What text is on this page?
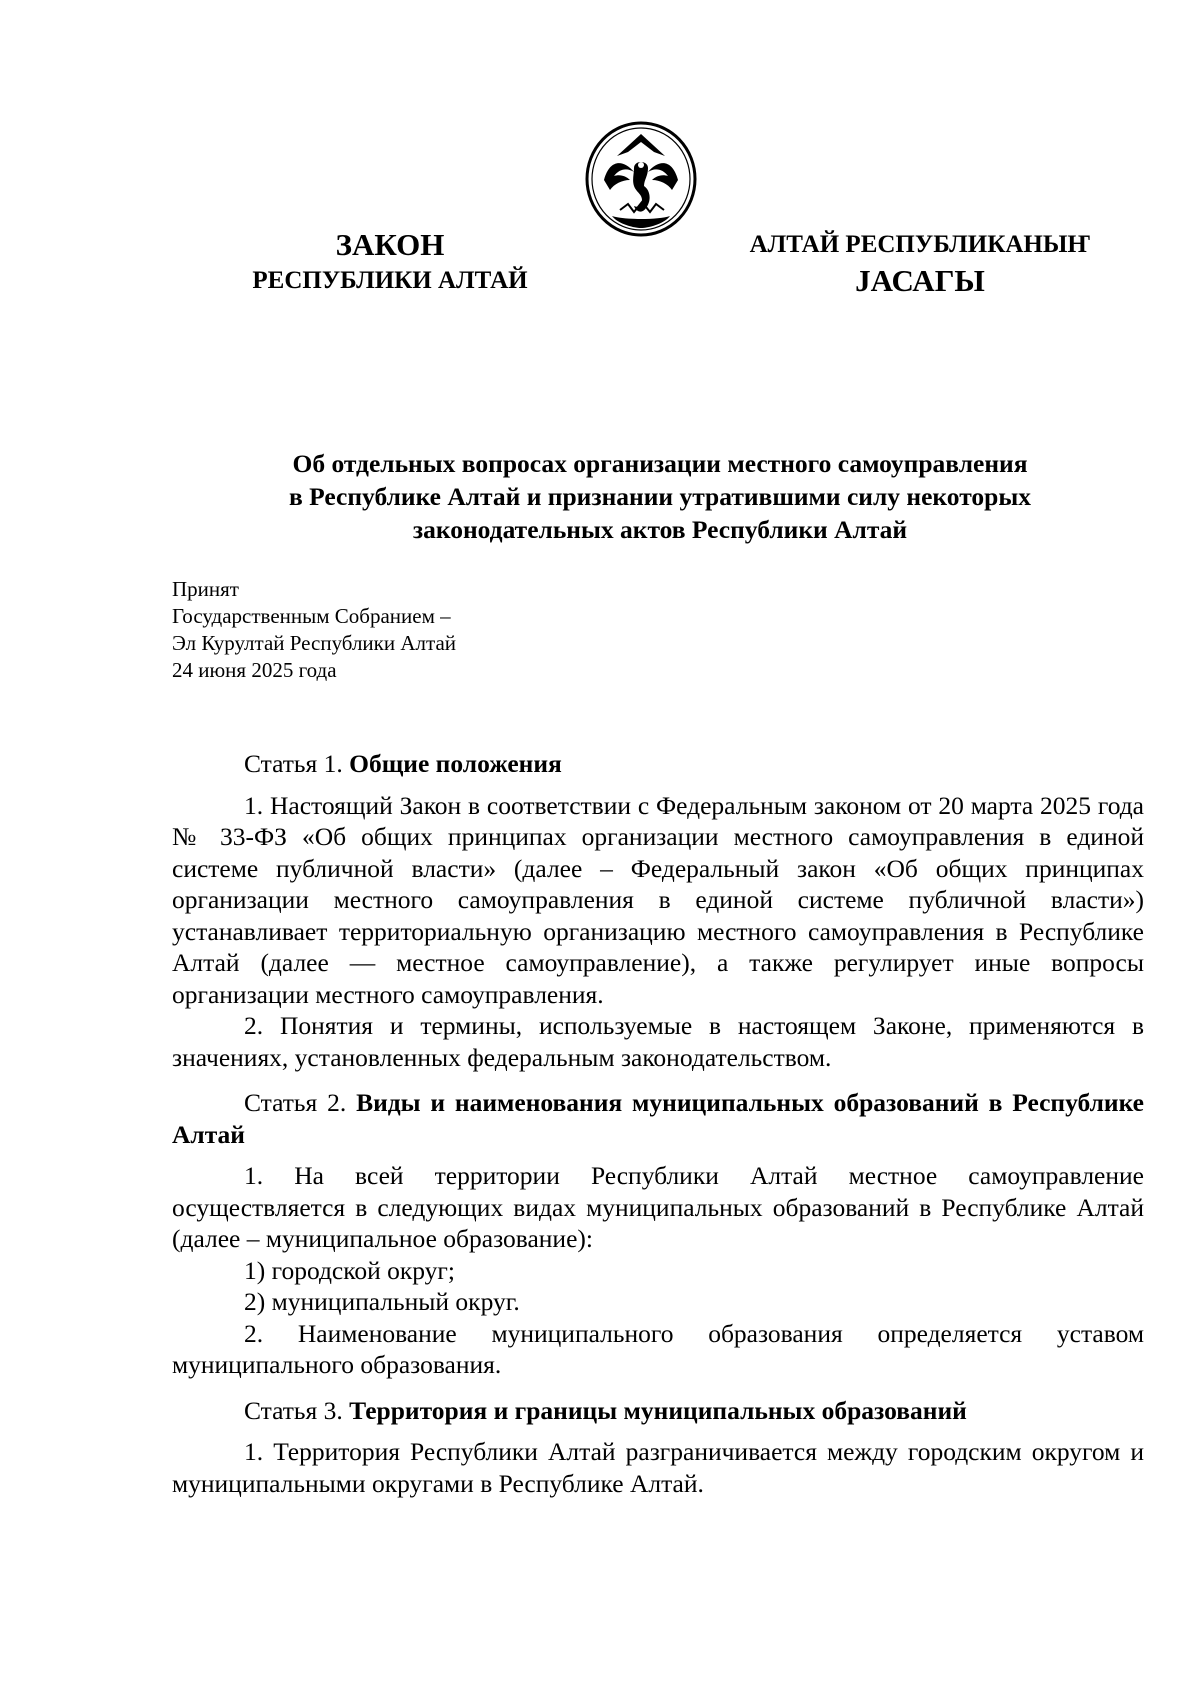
ЗАКОН
РЕСПУБЛИКИ АЛТАЙ
АЛТАЙ РЕСПУБЛИКАНЫҤ
JАСАГЫ
Об отдельных вопросах организации местного самоуправления
в Республике Алтай и признании утратившими силу некоторых
законодательных актов Республики Алтай
Принят
Государственным Собранием –
Эл Курултай Республики Алтай
24 июня 2025 года

Статья 1. Общие положения

1. Настоящий Закон в соответствии с Федеральным законом от 20 марта 2025 года № 33-ФЗ «Об общих принципах организации местного самоуправления в единой системе публичной власти» (далее – Федеральный закон «Об общих принципах организации местного самоуправления в единой системе публичной власти») устанавливает территориальную организацию местного самоуправления в Республике Алтай (далее — местное самоуправление), а также регулирует иные вопросы организации местного самоуправления.

2. Понятия и термины, используемые в настоящем Законе, применяются в значениях, установленных федеральным законодательством.

Статья 2. Виды и наименования муниципальных образований в Республике Алтай

1. На всей территории Республики Алтай местное самоуправление осуществляется в следующих видах муниципальных образований в Республике Алтай (далее – муниципальное образование):

1) городской округ;

2) муниципальный округ.

2. Наименование муниципального образования определяется уставом муниципального образования.

Статья 3. Территория и границы муниципальных образований

1. Территория Республики Алтай разграничивается между городским округом и муниципальными округами в Республике Алтай.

* _Short exercise_
Print each of the records above exactly as written, leaving no picture in the copy.

* _Solution below_
What text is on this page?
ЗАКОН
РЕСПУБЛИКИ АЛТАЙ
АЛТАЙ РЕСПУБЛИКАНЫҤ
JАСАГЫ
Об отдельных вопросах организации местного самоуправления
в Республике Алтай и признании утратившими силу некоторых
законодательных актов Республики Алтай
Принят
Государственным Собранием –
Эл Курултай Республики Алтай
24 июня 2025 года

Статья 1. Общие положения

1. Настоящий Закон в соответствии с Федеральным законом от 20 марта 2025 года № 33-ФЗ «Об общих принципах организации местного самоуправления в единой системе публичной власти» (далее – Федеральный закон «Об общих принципах организации местного самоуправления в единой системе публичной власти») устанавливает территориальную организацию местного самоуправления в Республике Алтай (далее — местное самоуправление), а также регулирует иные вопросы организации местного самоуправления.

2. Понятия и термины, используемые в настоящем Законе, применяются в значениях, установленных федеральным законодательством.

Статья 2. Виды и наименования муниципальных образований в Республике Алтай

1. На всей территории Республики Алтай местное самоуправление осуществляется в следующих видах муниципальных образований в Республике Алтай (далее – муниципальное образование):

1) городской округ;

2) муниципальный округ.

2. Наименование муниципального образования определяется уставом муниципального образования.

Статья 3. Территория и границы муниципальных образований

1. Территория Республики Алтай разграничивается между городским округом и муниципальными округами в Республике Алтай.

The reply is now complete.